• [Directive]: Put every line of the material, from its start through the line containing "Decompose this screenshot", into a JSON list of strings, one string per line, without blank lines. Leave out the pictures.

• [Data records]:
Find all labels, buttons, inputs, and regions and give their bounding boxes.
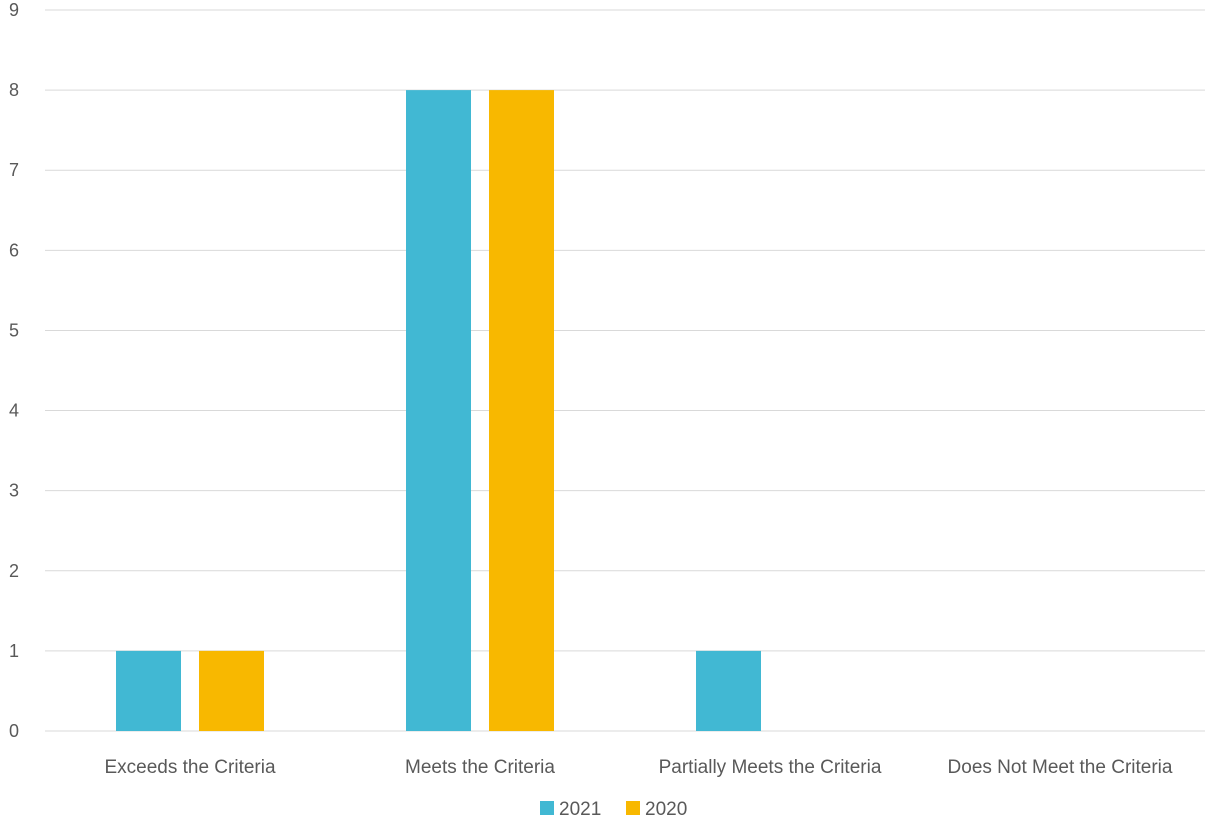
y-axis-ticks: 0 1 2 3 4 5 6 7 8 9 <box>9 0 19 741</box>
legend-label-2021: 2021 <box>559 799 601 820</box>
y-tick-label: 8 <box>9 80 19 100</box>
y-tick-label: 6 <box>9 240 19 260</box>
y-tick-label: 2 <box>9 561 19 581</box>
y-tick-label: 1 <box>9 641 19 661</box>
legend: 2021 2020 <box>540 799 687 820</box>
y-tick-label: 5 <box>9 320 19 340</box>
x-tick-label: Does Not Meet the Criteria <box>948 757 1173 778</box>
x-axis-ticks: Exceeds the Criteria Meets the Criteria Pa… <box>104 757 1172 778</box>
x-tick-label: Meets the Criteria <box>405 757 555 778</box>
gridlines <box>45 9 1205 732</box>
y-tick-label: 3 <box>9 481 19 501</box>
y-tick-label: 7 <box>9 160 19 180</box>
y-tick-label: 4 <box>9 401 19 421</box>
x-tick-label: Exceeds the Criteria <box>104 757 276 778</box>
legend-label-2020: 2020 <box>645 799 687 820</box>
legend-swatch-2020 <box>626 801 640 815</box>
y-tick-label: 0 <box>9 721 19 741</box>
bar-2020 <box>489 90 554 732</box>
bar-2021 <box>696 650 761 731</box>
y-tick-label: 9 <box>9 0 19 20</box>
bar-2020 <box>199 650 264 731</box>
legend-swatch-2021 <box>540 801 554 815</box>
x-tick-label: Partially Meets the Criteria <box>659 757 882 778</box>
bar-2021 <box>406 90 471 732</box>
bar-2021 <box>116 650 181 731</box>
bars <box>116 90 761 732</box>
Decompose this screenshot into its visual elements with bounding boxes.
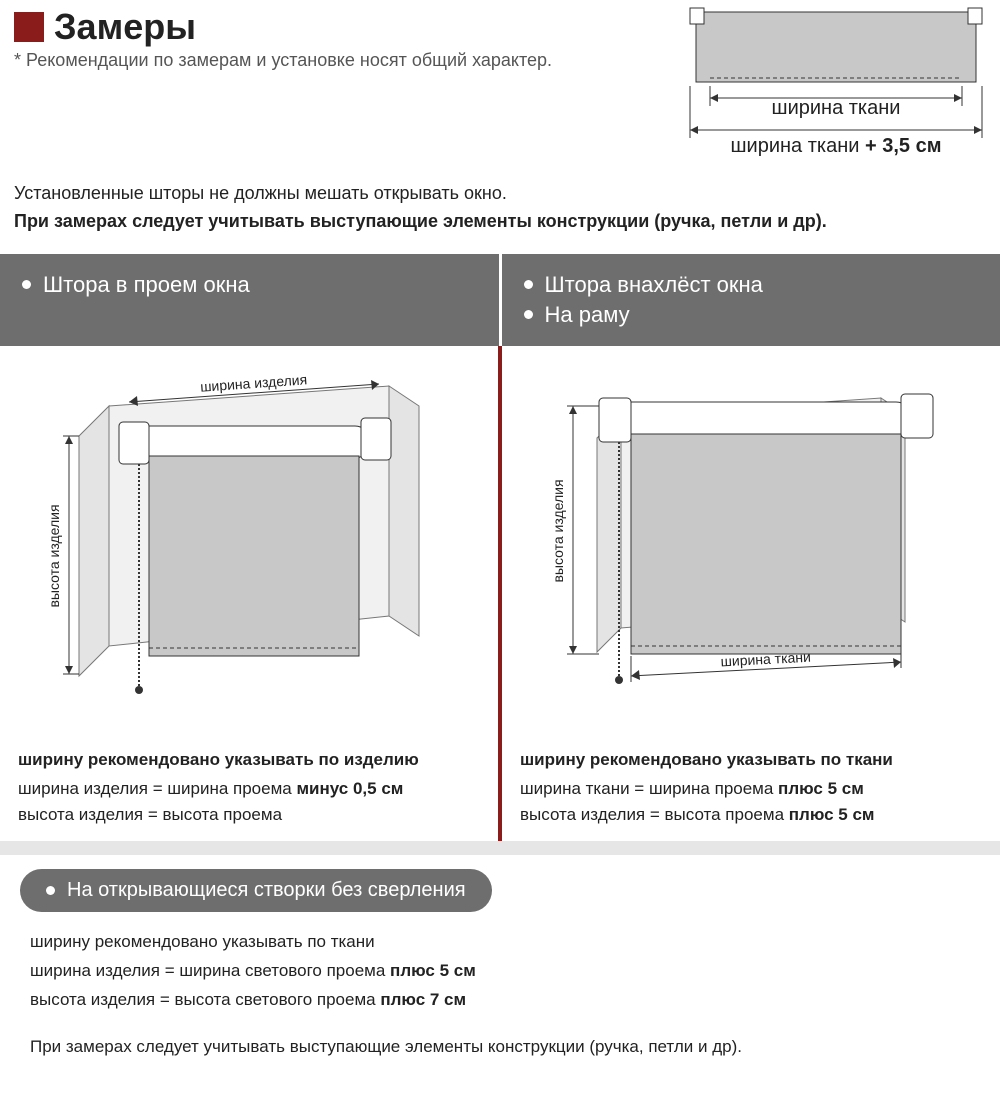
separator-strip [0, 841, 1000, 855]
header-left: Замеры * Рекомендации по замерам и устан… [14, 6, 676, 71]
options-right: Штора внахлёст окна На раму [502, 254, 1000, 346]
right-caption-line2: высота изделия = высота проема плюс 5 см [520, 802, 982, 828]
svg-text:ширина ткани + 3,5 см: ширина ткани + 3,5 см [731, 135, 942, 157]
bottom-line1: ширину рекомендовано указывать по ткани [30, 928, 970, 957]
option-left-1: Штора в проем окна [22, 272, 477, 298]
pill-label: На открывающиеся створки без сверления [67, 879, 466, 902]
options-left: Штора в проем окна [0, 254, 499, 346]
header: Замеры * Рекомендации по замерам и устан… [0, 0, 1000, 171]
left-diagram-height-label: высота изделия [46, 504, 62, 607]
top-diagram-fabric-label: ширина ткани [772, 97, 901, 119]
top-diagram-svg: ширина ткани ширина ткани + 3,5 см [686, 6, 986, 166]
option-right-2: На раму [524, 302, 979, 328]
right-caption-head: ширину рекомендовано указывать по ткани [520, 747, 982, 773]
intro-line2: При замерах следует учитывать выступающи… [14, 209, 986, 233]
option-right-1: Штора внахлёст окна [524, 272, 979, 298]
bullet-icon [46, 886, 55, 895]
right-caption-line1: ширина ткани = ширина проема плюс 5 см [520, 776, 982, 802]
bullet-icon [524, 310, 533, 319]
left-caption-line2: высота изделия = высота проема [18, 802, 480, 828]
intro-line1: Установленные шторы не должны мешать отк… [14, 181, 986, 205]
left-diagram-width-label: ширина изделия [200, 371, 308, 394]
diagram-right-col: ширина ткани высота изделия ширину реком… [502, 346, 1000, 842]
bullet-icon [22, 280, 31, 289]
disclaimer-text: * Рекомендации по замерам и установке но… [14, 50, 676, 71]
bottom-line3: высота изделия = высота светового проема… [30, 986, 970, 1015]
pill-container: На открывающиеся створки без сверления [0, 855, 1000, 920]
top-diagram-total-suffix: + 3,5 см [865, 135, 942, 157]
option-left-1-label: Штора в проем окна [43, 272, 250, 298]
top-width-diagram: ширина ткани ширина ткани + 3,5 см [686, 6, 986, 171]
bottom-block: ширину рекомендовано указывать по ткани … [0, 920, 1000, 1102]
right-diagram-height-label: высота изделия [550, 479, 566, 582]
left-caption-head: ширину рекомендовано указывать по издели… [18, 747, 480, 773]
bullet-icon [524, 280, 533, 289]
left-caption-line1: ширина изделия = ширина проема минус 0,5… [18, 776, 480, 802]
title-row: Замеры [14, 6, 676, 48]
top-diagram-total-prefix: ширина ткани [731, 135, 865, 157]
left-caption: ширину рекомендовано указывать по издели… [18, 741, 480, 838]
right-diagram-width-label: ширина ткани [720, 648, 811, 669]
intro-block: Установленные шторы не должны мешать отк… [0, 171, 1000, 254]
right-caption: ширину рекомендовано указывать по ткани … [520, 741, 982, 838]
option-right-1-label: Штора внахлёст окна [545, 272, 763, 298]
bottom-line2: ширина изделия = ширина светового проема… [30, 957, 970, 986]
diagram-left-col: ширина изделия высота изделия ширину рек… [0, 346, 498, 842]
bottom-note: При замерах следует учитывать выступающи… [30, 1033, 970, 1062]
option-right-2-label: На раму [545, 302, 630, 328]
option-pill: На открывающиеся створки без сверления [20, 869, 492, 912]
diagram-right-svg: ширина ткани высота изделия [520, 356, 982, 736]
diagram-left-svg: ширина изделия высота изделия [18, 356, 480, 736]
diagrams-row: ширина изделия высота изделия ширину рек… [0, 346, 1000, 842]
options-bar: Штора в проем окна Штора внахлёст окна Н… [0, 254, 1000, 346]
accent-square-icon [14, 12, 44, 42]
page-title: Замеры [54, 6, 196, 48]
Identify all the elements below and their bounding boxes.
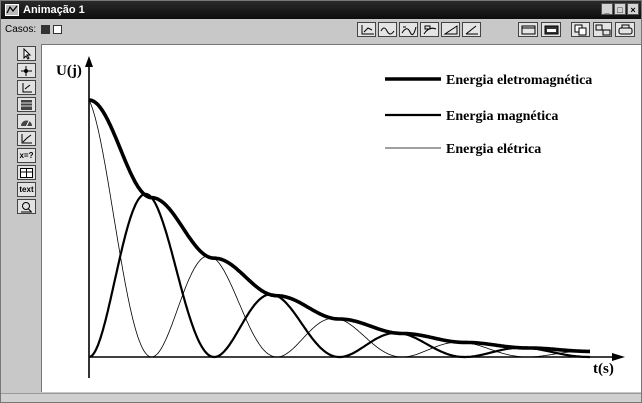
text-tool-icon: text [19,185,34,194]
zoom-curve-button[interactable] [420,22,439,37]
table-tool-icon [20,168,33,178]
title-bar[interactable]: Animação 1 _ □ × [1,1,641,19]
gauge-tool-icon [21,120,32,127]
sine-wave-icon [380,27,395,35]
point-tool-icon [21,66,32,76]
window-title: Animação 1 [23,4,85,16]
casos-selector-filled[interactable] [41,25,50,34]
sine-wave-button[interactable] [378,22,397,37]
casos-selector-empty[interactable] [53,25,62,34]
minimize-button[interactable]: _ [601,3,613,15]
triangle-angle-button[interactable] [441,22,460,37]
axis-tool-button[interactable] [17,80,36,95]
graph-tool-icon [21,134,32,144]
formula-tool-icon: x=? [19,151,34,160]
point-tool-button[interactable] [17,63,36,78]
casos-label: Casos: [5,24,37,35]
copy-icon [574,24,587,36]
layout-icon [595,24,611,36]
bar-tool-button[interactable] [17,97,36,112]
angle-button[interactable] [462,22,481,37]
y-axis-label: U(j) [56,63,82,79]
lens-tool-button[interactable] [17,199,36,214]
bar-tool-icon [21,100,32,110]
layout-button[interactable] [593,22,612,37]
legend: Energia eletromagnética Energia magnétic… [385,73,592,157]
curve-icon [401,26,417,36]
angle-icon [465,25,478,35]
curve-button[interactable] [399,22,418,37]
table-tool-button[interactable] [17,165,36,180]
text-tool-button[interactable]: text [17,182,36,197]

• [Answer for the task]:
[
  "Find all labels, buttons, inputs, and regions and give their bounding boxes.",
  "y-axis-ticks: 0 1 2 3 4 5 6 7 8 9 <box>9 0 19 741</box>",
  "legend-label-2021: 2021 <box>559 799 601 820</box>",
  "y-tick-label: 8 <box>9 80 19 100</box>",
  "y-tick-label: 6 <box>9 240 19 260</box>",
  "y-tick-label: 2 <box>9 561 19 581</box>",
  "y-tick-label: 1 <box>9 641 19 661</box>",
  "legend: 2021 2020 <box>540 799 687 820</box>",
  "y-tick-label: 5 <box>9 320 19 340</box>",
  "x-tick-label: Does Not Meet the Criteria <box>948 757 1173 778</box>",
  "x-axis-ticks: Exceeds the Criteria Meets the Criteria Pa… <box>104 757 1172 778</box>",
  "x-tick-label: Meets the Criteria <box>405 757 555 778</box>",
  "gridlines <box>45 9 1205 732</box>",
  "y-tick-label: 3 <box>9 481 19 501</box>",
  "y-tick-label: 7 <box>9 160 19 180</box>",
  "y-tick-label: 4 <box>9 401 19 421</box>",
  "x-tick-label: Exceeds the Criteria <box>104 757 276 778</box>",
  "legend-label-2020: 2020 <box>645 799 687 820</box>",
  "legend-swatch-2020 <box>626 801 640 815</box>",
  "y-tick-label: 0 <box>9 721 19 741</box>",
  "bar-2020 <box>489 90 554 732</box>",
  "bar-2021 <box>696 650 761 731</box>",
  "y-tick-label: 9 <box>9 0 19 20</box>",
  "bar-2020 <box>199 650 264 731</box>",
  "legend-swatch-2021 <box>540 801 554 815</box>",
  "x-tick-label: Partially Meets the Criteria <box>659 757 882 778</box>",
  "bar-2021 <box>406 90 471 732</box>",
  "bar-2021 <box>116 650 181 731</box>",
  "bars <box>116 90 761 732</box>",
  "Decompose this screenshot into its visual elements with bounding boxes."
]